Officials with Fraser Health are looking at ways they can make fentanyl tests more available to people who use drugs after a relatively unsuccessful pilot project last year.
Fraser Health ran a pilot project in several cities, including New Westminster, between Aug. 1 and Sept. 30, 2018, making fentanyl testing available at public health units in the cities. Although the pilot did not see much uptake, the health authority has continued to offer the testing at those sites.
The project intended to reach the “hidden” portion of the overdose crisis – those who often use alone in private residences to hide their substance use from others.
According to Aamir Bharmal, medical director for communicable disease and harm reduction at Fraser Health, 70 per cent of overdose deaths in the region are in private residences.
“We know that there is a population of people who are going to test when they go to an overdose prevention site or a supervised consumption site,” Bharmal said.
“But there are plenty of people who don’t go to those sites, so we wanted to pilot and see whether putting fentanyl test strips in our public health units … would attract other people to potentially get their drugs checked their.”
But data obtained by the Record through a freedom of information request indicate a relatively low turnout. Between July 2018 and June 2019, just four tests were conducted in New Westminster. In the same timespan, just eight tests were performed in Chilliwack, according to the data.

Activity list:
1. In the article on Fraser Health's fentanyl testing pilot, between which dates did the pilot project run?
2. Write the next few paragraphs of the article on Fraser Health's fentanyl testing pilot, picking up after its final sentence.

Dataset records
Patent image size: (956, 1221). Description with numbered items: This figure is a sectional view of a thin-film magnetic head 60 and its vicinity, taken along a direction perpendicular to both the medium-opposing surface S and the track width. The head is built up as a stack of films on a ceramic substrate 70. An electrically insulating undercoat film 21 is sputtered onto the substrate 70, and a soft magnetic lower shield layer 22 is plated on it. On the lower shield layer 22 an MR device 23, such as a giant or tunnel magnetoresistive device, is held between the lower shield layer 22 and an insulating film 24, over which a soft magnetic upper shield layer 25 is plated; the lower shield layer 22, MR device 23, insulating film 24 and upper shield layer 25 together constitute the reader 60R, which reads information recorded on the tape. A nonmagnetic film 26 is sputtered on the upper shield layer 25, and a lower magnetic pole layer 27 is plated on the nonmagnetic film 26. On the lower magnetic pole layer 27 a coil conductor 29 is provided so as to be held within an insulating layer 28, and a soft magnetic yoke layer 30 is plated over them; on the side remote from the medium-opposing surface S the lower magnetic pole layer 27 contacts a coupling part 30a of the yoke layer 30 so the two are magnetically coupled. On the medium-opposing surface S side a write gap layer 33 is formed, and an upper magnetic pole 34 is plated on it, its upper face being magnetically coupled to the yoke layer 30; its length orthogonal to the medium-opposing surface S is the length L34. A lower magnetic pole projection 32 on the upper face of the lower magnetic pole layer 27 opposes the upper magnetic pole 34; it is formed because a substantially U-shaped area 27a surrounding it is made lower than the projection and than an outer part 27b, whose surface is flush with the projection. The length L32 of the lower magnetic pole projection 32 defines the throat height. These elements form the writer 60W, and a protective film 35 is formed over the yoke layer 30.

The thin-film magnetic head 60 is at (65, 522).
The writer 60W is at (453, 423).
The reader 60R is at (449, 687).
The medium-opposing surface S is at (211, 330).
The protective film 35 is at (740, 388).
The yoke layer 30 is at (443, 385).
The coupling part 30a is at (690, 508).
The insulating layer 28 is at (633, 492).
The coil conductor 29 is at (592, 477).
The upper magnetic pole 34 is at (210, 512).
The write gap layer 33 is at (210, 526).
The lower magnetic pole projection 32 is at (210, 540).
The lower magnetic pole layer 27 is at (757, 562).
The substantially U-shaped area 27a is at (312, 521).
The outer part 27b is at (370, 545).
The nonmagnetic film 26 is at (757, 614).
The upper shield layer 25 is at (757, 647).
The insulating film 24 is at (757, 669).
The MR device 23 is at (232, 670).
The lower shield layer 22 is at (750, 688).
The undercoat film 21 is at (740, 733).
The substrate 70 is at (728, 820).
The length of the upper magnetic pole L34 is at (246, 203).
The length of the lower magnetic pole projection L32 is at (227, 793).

Answers for the tasks:
1. Between Aug. 1 and Sept. 30, 2018.

2.
Surrey and Abbotsford had 95 and 60 tests, respectively, performed between July 2018 and June 2019.
Bharmal acknowledges the low uptake, but he added keeping the testing available at the public health units still offered some benefits.
“Speaking with our nurses and the staff who were involved with seeing the clients, they had good conversations with a lot of people. Some of them didn’t know about naloxone or they were able to get trained about it,” Bharmal said.
“There were a lot of pieces where we were just able to connect with people, which was helpful in a lot of ways.”
Bharmal said Fraser Health is working not just through its public health units but also through community partners out in the field.
But he said Fraser Health has been hesitant to make fentanyl test strips publicly available for free like naloxone kits. Bharmal said the main concern is that drug users may take a false sense of security from the tests.
The strips only test for fentanyl and its analogues (including carfentanil), but they don’t test for other drugs, like benzodiazepines, which have, this year, become more commonly found in opioids.
Bharmal acknowledged similar concerns have arisen from nearly every other type of harm-reduction measure, from naloxone to overdose prevention sites – concerns that haven’t borne out with those other measures.
Still, Bharmal said the health authority intended to take a phased approach to making fentanyl testing available, saying it can help officials determine who is using it, how it’s being used and what the unintended consequences may be and how to handle those.
“That’s really what we’ve seen with naloxone,” Bharmal said, noting it would have started with health-care professionals before being available to harm-reduction and similar workers and finally to the general public.
In terms of hastening the process of getting fentanyl testing more publicly available, Bharmal said Fraser Health is keeping an eye on studies currently being done by the Vancouver Coastal and Interior health authorities on the matter.
He added one of the barriers to quickly rolling out harm-reduction measures is public perception, saying it takes time to convince communities the measures are not “enabling” drug use.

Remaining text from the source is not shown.